━━━ Supplied text ━━━

Re: [PATCH 2/4] vfs: add support for a lazytime mount option

linux-ext4.vger.kernel.org archive mirror
 help / color / mirror / Atom feed

From: Dave Chinner <david@fromorbit.com>
To: Theodore Ts'o <tytso@mit.edu>
Cc: linux-fsdevel@vger.kernel.org,
	Ext4 Developers List <linux-ext4@vger.kernel.org>,
	linux-btrfs@vger.kernel.org, xfs@oss.sgi.com
Subject: Re: [PATCH 2/4] vfs: add support for a lazytime mount option
Date: Tue, 25 Nov 2014 12:52:39 +1100	[thread overview]
Message-ID: <20141125015239.GD27262@dastard> (raw)
In-Reply-To: <1416599964-21892-3-git-send-email-tytso@mit.edu>

On Fri, Nov 21, 2014 at 02:59:22PM -0500, Theodore Ts'o wrote:
> Add a new mount option which enables a new "lazytime" mode.  This mode
> causes atime, mtime, and ctime updates to only be made to the
> in-memory version of the inode.  The on-disk times will only get
> updated when (a) if the inode needs to be updated for some non-time
> related change, (b) if userspace calls fsync(), syncfs() or sync(), or
> (c) just before an undeleted inode is evicted from memory.
> 
> This is OK according to POSIX because there are no guarantees after a
> crash unless userspace explicitly requests via a fsync(2) call.

━━━

§ **Stated task 1**
Identify every line in the entries that contains the string "axis", and copy each one. Case counts.
The lazytime patch message and the entries come from unrelated sources.

━━━ Dataset extract ━━━

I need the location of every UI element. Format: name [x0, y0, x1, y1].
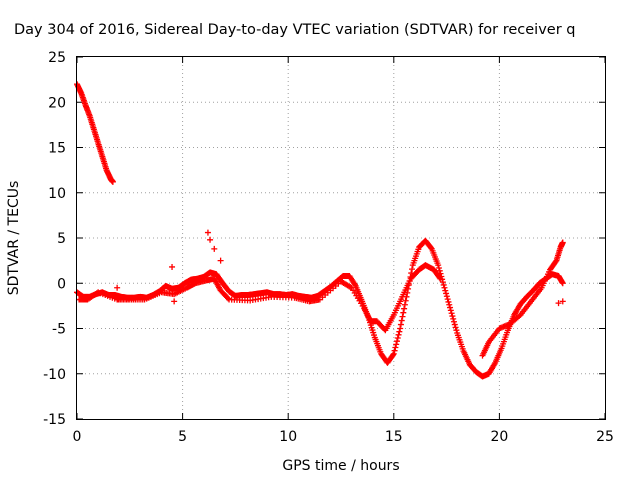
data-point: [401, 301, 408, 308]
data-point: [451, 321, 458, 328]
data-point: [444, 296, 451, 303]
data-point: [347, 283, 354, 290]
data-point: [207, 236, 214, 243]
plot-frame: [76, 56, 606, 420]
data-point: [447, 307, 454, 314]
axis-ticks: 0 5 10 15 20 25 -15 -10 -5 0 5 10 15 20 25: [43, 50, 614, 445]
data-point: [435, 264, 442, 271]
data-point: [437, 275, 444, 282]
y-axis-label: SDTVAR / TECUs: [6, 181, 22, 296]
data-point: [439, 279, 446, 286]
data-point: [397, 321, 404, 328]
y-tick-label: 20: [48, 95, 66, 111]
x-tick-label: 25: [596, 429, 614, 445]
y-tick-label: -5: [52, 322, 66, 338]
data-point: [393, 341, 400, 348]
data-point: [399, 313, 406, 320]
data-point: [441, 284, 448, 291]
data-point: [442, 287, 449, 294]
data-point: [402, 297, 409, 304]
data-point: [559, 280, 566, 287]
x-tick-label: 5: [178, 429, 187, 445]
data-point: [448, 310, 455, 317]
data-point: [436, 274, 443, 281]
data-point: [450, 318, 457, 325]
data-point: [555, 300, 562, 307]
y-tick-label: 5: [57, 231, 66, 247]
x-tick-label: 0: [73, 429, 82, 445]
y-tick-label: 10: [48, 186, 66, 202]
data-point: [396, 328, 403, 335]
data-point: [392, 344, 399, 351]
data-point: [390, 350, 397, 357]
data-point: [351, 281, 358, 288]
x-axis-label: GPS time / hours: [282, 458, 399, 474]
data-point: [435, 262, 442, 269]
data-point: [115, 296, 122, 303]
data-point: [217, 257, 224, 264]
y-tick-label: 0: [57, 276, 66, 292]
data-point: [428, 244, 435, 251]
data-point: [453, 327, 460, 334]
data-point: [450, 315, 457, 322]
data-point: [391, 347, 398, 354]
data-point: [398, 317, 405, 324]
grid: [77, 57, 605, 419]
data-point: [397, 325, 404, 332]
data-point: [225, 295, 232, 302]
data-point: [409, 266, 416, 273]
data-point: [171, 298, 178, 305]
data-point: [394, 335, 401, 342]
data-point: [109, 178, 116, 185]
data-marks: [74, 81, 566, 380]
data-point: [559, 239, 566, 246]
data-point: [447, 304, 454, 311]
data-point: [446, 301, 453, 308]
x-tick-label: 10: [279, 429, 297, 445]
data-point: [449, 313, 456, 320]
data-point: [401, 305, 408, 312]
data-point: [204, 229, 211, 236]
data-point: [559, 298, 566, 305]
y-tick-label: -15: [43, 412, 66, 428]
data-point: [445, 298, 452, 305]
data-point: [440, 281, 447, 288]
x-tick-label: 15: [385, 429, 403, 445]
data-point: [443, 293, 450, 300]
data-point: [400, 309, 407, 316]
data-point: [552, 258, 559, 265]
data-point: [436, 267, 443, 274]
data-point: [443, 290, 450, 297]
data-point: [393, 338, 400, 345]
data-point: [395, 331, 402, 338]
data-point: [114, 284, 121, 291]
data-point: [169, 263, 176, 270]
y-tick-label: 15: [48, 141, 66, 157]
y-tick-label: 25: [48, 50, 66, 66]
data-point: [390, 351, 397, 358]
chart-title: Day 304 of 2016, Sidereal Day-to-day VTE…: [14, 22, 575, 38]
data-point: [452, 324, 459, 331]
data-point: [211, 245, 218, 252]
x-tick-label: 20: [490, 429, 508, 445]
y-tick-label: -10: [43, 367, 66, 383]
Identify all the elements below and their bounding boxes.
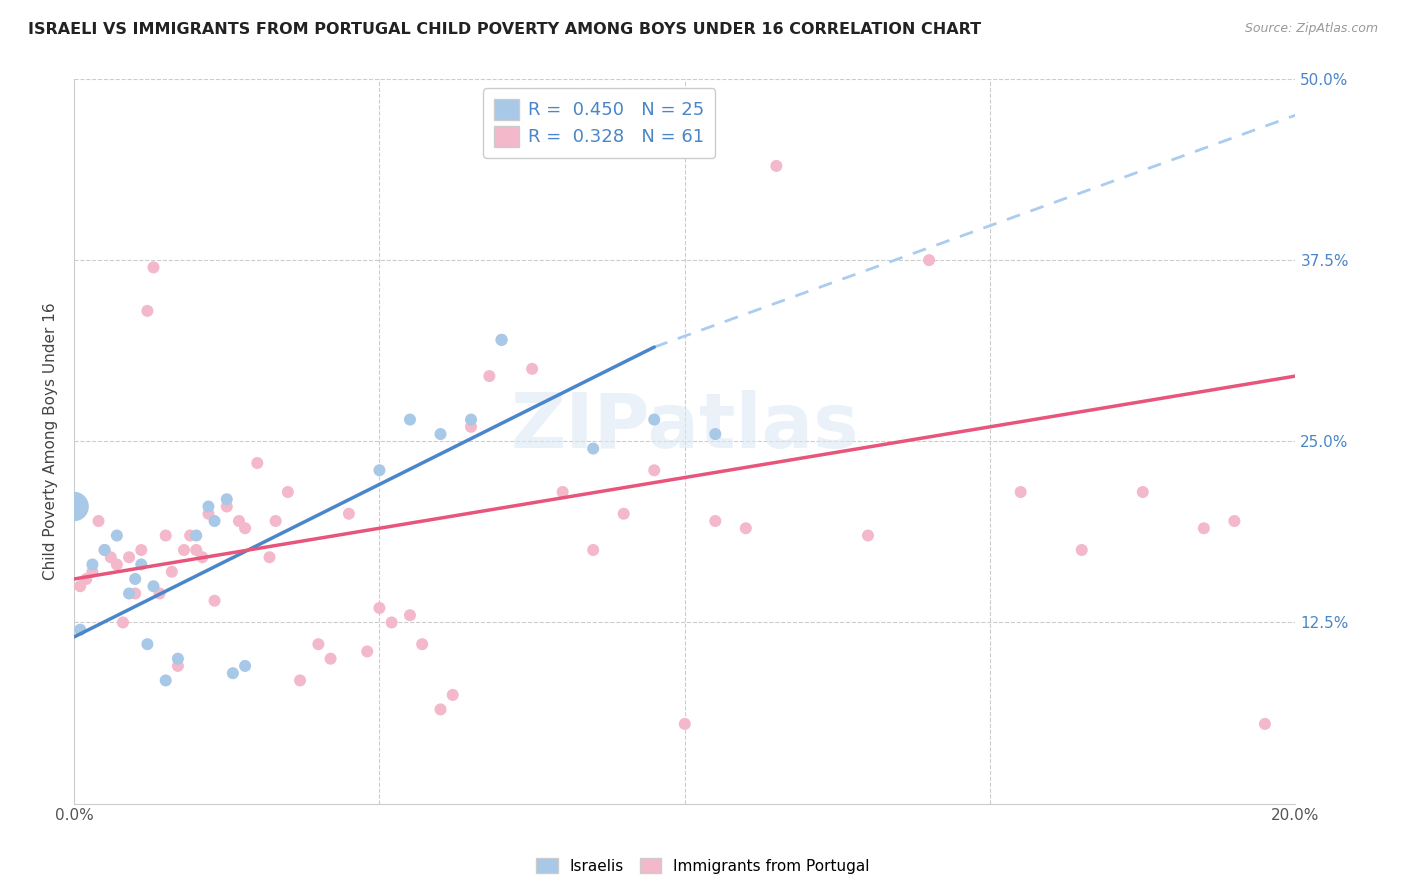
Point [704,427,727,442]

━━━

§ **Stated task 2**
According to the lazytime patch message, which time updates does the new mode make only to the in-memory version of the inode?

§ **Full answer 1**
axis-ticks: 0 5 10 15 20 25 -15 -10 -5 0 5 10 15 20 25: [43, 50, 614, 445]
y-axis-label: SDTVAR / TECUs: [6, 181, 22, 296]
x-axis-label: GPS time / hours: [282, 458, 399, 474]

§ **Full answer 2**
The atime, mtime, and ctime updates.